Request: Write out the data below exactly as given, without any of its pictures.

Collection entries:
++++++++++++++++++++

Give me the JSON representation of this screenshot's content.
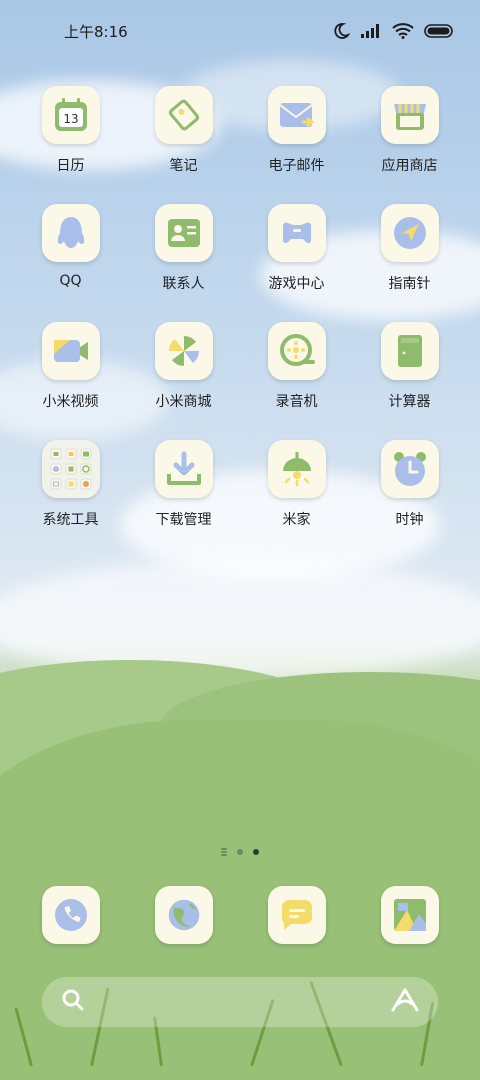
{
  "status": {
    "time": "上午8:16",
    "icons": [
      "moon-icon",
      "signal-icon",
      "wifi-icon",
      "battery-icon"
    ]
  },
  "apps": [
    {
      "label": "日历",
      "icon": "calendar-icon",
      "date": "13"
    },
    {
      "label": "笔记",
      "icon": "notes-icon"
    },
    {
      "label": "电子邮件",
      "icon": "mail-icon"
    },
    {
      "label": "应用商店",
      "icon": "app-store-icon"
    },
    {
      "label": "QQ",
      "icon": "qq-icon"
    },
    {
      "label": "联系人",
      "icon": "contacts-icon"
    },
    {
      "label": "游戏中心",
      "icon": "game-center-icon"
    },
    {
      "label": "指南针",
      "icon": "compass-icon"
    },
    {
      "label": "小米视频",
      "icon": "video-icon"
    },
    {
      "label": "小米商城",
      "icon": "mi-store-icon"
    },
    {
      "label": "录音机",
      "icon": "recorder-icon"
    },
    {
      "label": "计算器",
      "icon": "calculator-icon"
    },
    {
      "label": "系统工具",
      "icon": "folder-icon"
    },
    {
      "label": "下载管理",
      "icon": "download-icon"
    },
    {
      "label": "米家",
      "icon": "mijia-lamp-icon"
    },
    {
      "label": "时钟",
      "icon": "clock-icon"
    }
  ],
  "dock": [
    {
      "icon": "phone-icon"
    },
    {
      "icon": "browser-icon"
    },
    {
      "icon": "messages-icon"
    },
    {
      "icon": "gallery-icon"
    }
  ],
  "search": {
    "icons": [
      "search-icon",
      "assistant-icon"
    ]
  },
  "colors": {
    "icon_bg": "#fbf8e7",
    "green": "#8fbc6c",
    "blue": "#a9bfea",
    "yellow": "#f5dc6a"
  }
}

++++++++++++++++++++

The result:
Give me the JSON representation of this screenshot's content.
{
  "status": {
    "time": "上午8:16",
    "icons": [
      "moon-icon",
      "signal-icon",
      "wifi-icon",
      "battery-icon"
    ]
  },
  "apps": [
    {
      "label": "日历",
      "icon": "calendar-icon",
      "date": "13"
    },
    {
      "label": "笔记",
      "icon": "notes-icon"
    },
    {
      "label": "电子邮件",
      "icon": "mail-icon"
    },
    {
      "label": "应用商店",
      "icon": "app-store-icon"
    },
    {
      "label": "QQ",
      "icon": "qq-icon"
    },
    {
      "label": "联系人",
      "icon": "contacts-icon"
    },
    {
      "label": "游戏中心",
      "icon": "game-center-icon"
    },
    {
      "label": "指南针",
      "icon": "compass-icon"
    },
    {
      "label": "小米视频",
      "icon": "video-icon"
    },
    {
      "label": "小米商城",
      "icon": "mi-store-icon"
    },
    {
      "label": "录音机",
      "icon": "recorder-icon"
    },
    {
      "label": "计算器",
      "icon": "calculator-icon"
    },
    {
      "label": "系统工具",
      "icon": "folder-icon"
    },
    {
      "label": "下载管理",
      "icon": "download-icon"
    },
    {
      "label": "米家",
      "icon": "mijia-lamp-icon"
    },
    {
      "label": "时钟",
      "icon": "clock-icon"
    }
  ],
  "dock": [
    {
      "icon": "phone-icon"
    },
    {
      "icon": "browser-icon"
    },
    {
      "icon": "messages-icon"
    },
    {
      "icon": "gallery-icon"
    }
  ],
  "search": {
    "icons": [
      "search-icon",
      "assistant-icon"
    ]
  },
  "colors": {
    "icon_bg": "#fbf8e7",
    "green": "#8fbc6c",
    "blue": "#a9bfea",
    "yellow": "#f5dc6a"
  }
}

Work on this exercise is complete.